Determine how many lines in the data below contain "model" and write only that number.
>> Start Data provided
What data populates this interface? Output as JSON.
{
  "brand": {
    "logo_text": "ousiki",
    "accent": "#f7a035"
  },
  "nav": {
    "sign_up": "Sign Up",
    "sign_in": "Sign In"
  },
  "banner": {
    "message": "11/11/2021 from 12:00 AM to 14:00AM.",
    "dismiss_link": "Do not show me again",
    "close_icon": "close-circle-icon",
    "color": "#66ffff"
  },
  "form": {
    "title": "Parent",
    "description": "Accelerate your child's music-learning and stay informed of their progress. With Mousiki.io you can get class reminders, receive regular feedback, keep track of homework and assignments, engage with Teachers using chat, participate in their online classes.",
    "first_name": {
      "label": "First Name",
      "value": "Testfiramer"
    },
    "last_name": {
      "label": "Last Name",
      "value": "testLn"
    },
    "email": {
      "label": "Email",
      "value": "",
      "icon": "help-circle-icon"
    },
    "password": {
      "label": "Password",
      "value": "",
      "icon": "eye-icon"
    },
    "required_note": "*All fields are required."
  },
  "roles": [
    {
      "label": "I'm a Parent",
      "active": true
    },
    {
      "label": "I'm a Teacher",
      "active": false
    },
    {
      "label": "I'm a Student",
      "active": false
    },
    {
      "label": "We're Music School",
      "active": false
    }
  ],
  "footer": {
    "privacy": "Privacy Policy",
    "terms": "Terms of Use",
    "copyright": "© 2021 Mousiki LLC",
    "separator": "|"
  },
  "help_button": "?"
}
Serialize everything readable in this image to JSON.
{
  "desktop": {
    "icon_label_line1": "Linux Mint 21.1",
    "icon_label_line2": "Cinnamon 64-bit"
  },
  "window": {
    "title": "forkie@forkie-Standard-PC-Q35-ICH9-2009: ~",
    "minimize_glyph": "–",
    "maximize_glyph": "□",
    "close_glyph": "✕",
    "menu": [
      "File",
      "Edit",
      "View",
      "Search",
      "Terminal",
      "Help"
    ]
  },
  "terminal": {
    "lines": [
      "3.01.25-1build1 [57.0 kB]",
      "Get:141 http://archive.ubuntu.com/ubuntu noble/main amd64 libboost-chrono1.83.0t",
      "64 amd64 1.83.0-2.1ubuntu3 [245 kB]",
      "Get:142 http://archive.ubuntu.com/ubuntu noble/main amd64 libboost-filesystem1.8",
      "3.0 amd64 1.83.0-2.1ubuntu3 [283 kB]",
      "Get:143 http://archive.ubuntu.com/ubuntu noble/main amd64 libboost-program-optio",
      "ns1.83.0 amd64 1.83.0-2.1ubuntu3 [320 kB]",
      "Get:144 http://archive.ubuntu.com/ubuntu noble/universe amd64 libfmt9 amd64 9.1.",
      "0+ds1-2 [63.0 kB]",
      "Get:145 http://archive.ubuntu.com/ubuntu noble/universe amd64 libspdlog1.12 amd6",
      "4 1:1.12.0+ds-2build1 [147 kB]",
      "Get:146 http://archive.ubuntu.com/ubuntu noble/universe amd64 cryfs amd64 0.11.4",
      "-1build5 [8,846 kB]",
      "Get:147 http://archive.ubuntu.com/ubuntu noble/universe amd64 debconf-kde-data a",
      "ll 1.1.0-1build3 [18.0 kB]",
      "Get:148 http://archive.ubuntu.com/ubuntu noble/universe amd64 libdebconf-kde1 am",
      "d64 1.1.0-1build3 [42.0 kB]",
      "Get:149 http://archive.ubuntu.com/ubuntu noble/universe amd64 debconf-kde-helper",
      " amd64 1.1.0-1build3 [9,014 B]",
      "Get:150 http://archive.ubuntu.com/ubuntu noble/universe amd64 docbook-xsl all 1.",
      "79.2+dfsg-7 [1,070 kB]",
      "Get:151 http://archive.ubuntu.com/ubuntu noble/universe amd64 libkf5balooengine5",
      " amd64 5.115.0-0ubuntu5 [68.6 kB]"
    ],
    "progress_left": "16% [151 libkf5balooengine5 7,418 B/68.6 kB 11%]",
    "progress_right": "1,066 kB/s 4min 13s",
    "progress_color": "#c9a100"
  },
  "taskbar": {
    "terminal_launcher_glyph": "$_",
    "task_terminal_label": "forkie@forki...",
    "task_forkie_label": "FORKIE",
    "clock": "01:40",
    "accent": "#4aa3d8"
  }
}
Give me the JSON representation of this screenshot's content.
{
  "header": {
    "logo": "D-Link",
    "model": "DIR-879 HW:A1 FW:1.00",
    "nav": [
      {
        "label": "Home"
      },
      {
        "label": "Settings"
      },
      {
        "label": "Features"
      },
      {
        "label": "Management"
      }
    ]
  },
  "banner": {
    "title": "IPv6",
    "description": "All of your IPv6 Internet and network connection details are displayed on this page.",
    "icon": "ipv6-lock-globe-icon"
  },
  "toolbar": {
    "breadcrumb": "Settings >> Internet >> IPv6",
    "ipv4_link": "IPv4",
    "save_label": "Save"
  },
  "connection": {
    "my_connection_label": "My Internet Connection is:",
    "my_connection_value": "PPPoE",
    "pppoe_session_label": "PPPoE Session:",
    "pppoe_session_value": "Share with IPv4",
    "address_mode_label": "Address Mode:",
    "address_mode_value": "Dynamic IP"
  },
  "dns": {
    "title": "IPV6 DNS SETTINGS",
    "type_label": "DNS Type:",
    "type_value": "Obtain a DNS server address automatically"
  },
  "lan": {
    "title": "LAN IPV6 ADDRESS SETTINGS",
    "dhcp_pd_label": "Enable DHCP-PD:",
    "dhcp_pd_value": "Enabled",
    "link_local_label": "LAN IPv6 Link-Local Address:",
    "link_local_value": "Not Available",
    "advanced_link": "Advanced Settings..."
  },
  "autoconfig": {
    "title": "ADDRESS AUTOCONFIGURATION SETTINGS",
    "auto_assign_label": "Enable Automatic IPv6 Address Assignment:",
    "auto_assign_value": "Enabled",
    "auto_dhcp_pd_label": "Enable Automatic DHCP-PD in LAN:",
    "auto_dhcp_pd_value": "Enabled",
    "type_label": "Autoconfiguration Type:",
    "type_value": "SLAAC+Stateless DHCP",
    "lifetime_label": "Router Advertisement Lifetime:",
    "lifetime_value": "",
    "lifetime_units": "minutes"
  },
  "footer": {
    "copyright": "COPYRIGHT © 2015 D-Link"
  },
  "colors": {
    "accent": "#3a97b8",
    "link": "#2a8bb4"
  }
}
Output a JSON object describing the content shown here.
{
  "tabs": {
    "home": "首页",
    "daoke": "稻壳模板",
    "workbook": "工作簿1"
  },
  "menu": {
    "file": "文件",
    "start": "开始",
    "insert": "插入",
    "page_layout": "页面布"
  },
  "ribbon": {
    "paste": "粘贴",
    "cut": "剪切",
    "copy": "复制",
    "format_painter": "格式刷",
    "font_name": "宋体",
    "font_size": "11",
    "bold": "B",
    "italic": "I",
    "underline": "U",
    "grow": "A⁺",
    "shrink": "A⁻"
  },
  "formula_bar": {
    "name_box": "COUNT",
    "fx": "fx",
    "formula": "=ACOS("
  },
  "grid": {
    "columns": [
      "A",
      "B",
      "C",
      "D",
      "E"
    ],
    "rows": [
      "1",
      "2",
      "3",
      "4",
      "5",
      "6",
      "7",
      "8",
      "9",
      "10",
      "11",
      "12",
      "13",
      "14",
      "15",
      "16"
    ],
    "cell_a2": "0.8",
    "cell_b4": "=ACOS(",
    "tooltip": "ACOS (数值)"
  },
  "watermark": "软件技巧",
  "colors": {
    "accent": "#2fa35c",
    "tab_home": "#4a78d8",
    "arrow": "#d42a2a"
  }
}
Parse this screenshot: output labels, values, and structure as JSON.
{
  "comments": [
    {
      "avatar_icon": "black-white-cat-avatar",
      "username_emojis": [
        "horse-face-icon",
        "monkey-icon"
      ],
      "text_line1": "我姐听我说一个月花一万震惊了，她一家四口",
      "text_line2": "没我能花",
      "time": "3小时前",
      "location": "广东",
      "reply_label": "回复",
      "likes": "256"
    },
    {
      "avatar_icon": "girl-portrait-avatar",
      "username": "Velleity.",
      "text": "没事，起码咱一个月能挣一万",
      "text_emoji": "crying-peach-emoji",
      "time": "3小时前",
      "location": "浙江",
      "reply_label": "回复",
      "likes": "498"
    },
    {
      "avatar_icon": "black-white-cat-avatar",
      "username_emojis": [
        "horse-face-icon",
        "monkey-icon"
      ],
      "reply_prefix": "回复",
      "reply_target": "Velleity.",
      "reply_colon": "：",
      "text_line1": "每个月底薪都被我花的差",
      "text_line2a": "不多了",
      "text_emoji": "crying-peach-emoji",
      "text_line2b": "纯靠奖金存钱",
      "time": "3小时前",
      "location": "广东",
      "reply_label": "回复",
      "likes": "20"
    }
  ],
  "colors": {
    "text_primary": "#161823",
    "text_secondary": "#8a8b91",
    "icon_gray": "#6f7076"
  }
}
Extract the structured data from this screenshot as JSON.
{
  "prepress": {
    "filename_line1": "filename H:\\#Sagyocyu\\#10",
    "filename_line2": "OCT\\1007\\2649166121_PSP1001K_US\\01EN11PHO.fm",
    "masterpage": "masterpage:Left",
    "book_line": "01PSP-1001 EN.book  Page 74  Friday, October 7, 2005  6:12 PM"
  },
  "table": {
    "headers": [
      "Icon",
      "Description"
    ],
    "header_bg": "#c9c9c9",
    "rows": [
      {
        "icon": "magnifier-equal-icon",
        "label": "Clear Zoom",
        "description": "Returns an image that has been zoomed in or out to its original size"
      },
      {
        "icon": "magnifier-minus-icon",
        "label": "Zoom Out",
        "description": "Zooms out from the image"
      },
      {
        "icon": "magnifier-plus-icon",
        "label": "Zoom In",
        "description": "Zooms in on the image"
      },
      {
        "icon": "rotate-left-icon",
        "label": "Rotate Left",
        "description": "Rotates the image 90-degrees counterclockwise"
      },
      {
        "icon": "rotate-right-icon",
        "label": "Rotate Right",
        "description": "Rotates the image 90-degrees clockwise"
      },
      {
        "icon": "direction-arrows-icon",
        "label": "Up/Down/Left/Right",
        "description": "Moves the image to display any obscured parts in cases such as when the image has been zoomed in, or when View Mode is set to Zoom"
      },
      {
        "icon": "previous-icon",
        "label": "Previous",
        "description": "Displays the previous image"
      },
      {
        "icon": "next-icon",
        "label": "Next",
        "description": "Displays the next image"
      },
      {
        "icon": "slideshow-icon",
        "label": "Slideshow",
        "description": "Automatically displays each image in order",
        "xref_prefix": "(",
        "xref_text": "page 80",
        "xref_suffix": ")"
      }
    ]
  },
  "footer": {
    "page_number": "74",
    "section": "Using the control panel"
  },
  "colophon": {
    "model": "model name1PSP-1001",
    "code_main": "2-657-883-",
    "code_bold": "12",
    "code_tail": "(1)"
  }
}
>> End Data provided
__Response to the exercise__.
2